Dataset records -
========

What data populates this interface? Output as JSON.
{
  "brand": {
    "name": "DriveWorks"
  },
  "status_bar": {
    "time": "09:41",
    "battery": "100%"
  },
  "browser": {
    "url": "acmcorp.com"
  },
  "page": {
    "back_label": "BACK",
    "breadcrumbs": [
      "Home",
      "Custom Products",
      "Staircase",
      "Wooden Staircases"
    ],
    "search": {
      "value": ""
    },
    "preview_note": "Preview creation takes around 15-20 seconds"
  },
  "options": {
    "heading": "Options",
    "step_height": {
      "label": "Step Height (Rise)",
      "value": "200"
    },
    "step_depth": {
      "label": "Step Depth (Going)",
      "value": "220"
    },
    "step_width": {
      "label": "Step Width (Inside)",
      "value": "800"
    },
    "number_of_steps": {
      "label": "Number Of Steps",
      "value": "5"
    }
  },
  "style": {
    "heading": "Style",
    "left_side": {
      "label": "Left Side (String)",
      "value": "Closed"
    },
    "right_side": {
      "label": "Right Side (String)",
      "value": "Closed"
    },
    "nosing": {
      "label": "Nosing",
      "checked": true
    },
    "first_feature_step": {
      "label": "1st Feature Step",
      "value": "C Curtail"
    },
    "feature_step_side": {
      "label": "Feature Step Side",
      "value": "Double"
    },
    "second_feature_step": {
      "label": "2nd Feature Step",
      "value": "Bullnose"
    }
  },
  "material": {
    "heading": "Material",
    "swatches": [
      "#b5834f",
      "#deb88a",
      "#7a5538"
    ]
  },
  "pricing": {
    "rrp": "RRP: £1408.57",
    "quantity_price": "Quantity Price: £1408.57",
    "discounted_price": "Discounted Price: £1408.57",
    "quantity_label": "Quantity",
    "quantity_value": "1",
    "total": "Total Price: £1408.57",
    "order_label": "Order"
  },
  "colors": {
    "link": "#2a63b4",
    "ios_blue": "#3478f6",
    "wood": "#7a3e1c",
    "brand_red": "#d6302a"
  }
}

========

Given exercise - Copy each line that holds the word "Price".

Written response -
    "quantity_price": "Quantity Price: £1408.57",
    "discounted_price": "Discounted Price: £1408.57",
    "total": "Total Price: £1408.57",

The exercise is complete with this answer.